■ **SUPPLIED RECORDS**:
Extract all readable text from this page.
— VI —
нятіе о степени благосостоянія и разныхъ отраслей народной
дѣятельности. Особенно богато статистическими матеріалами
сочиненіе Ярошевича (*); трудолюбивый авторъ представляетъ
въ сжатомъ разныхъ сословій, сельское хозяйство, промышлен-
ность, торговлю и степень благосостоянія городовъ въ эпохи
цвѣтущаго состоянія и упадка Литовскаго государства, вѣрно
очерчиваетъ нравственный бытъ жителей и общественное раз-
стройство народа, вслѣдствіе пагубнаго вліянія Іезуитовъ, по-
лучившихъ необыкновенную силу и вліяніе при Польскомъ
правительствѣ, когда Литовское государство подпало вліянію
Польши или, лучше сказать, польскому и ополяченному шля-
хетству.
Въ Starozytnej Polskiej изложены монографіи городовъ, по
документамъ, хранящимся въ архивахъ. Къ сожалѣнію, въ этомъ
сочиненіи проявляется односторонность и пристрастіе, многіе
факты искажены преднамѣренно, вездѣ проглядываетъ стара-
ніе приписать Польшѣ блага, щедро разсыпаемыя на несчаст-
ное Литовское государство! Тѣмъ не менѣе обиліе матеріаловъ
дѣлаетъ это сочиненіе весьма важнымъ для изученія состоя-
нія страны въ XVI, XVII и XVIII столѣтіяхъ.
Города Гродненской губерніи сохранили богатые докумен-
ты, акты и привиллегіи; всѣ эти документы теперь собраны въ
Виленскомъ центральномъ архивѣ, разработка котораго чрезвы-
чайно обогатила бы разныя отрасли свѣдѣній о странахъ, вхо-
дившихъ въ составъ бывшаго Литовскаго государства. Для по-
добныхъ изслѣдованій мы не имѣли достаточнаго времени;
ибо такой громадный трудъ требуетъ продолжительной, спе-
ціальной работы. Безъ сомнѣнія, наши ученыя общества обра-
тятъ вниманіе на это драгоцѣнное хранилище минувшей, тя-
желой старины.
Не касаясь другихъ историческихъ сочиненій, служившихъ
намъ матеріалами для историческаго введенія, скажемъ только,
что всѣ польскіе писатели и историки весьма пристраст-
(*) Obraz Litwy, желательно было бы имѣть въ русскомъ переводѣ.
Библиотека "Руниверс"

■ **TASK DIRECTIONS**: Return every line containing "матеріалами".

■ **THE RESULT**:
дѣятельности. Особенно богато статистическими матеріалами
намъ матеріалами для историческаго введенія, скажемъ только,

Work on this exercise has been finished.